## START ENTRIES SHOWN

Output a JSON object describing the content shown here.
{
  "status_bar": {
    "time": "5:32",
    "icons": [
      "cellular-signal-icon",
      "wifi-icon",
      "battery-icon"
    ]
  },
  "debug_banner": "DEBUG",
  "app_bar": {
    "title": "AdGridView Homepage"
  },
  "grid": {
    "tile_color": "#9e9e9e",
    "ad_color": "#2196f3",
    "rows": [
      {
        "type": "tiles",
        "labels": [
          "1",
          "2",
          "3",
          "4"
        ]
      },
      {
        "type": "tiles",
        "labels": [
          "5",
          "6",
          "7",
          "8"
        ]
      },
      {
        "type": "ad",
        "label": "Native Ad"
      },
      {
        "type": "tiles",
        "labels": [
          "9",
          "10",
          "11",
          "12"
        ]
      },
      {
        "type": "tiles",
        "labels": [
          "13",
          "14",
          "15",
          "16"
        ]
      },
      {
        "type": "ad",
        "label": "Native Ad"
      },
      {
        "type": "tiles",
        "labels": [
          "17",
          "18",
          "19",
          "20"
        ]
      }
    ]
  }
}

## END ENTRIES SHOWN

=== TASK STATEMENT ===
Extract the full listing and reproduce each line exactly.

=== REPLY ===
Output a JSON object describing the content shown here.
{
  "status_bar": {
    "time": "5:32",
    "icons": [
      "cellular-signal-icon",
      "wifi-icon",
      "battery-icon"
    ]
  },
  "debug_banner": "DEBUG",
  "app_bar": {
    "title": "AdGridView Homepage"
  },
  "grid": {
    "tile_color": "#9e9e9e",
    "ad_color": "#2196f3",
    "rows": [
      {
        "type": "tiles",
        "labels": [
          "1",
          "2",
          "3",
          "4"
        ]
      },
      {
        "type": "tiles",
        "labels": [
          "5",
          "6",
          "7",
          "8"
        ]
      },
      {
        "type": "ad",
        "label": "Native Ad"
      },
      {
        "type": "tiles",
        "labels": [
          "9",
          "10",
          "11",
          "12"
        ]
      },
      {
        "type": "tiles",
        "labels": [
          "13",
          "14",
          "15",
          "16"
        ]
      },
      {
        "type": "ad",
        "label": "Native Ad"
      },
      {
        "type": "tiles",
        "labels": [
          "17",
          "18",
          "19",
          "20"
        ]
      }
    ]
  }
}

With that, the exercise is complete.